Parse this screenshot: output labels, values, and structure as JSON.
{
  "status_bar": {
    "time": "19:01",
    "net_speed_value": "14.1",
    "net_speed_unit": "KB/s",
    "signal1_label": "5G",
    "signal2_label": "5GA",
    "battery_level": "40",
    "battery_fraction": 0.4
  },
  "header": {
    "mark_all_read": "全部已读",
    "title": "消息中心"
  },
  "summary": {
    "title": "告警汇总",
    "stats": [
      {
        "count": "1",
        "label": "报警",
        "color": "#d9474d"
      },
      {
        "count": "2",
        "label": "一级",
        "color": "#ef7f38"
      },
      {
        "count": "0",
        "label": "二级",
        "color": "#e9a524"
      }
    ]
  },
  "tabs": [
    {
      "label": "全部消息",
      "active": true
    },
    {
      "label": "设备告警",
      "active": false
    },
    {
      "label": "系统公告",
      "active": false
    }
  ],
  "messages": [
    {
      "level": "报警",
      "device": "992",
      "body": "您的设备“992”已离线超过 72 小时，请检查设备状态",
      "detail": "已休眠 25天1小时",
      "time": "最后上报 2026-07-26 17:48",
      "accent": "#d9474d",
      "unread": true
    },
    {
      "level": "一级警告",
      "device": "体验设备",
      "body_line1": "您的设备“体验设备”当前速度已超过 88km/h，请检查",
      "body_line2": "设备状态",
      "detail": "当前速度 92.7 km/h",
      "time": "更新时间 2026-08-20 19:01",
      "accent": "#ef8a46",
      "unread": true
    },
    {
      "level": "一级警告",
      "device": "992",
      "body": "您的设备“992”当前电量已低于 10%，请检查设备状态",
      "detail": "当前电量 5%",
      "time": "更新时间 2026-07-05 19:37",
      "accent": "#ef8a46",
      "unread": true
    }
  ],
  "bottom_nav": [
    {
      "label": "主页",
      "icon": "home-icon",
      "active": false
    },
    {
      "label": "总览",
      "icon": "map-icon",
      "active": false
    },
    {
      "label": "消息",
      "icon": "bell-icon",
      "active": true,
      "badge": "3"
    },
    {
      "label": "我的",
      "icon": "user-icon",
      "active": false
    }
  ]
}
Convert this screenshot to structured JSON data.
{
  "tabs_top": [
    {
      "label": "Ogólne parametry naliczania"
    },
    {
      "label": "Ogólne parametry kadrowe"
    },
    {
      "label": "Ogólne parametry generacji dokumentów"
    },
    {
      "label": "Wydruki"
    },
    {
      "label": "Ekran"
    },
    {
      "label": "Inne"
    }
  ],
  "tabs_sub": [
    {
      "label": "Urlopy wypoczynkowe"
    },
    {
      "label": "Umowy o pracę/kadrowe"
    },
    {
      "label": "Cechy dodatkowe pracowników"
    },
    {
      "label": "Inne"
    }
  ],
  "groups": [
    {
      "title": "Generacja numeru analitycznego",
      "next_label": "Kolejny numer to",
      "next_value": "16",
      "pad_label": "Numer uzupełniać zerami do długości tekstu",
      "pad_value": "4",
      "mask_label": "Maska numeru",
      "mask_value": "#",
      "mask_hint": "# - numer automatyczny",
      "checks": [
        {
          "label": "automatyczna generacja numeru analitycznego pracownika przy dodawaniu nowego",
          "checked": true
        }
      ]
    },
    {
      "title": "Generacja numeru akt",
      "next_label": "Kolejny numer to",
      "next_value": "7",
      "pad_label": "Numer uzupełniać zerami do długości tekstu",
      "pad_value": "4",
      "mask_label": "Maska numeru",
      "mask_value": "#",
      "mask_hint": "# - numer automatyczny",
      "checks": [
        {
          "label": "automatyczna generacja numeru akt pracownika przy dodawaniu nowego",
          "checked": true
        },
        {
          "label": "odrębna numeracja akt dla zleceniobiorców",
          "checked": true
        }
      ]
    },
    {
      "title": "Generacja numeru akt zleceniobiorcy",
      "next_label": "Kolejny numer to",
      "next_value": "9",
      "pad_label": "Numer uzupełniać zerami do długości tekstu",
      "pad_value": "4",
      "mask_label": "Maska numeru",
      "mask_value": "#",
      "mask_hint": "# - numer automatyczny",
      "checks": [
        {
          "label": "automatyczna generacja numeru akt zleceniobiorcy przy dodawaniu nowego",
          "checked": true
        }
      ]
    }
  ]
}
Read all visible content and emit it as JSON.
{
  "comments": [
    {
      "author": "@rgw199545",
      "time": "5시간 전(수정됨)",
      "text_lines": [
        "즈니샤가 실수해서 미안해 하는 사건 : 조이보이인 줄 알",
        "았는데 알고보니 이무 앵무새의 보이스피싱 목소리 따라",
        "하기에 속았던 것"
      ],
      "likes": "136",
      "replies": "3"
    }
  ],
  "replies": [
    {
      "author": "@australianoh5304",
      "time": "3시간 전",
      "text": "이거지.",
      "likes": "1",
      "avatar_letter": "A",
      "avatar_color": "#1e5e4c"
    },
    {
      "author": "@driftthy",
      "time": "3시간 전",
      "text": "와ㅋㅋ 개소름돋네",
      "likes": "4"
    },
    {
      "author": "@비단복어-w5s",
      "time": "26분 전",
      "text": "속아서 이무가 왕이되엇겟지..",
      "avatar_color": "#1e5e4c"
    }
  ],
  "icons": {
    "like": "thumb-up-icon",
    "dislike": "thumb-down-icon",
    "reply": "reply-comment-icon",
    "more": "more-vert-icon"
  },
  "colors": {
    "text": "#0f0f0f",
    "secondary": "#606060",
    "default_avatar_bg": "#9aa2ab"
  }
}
++++++++++
→ **Description of the task**:
Extract all lines from the data in which "zleceniobiorcy" is found.

→ **The solution**:
      "title": "Generacja numeru akt zleceniobiorcy",
          "label": "automatyczna generacja numeru akt zleceniobiorcy przy dodawaniu nowego",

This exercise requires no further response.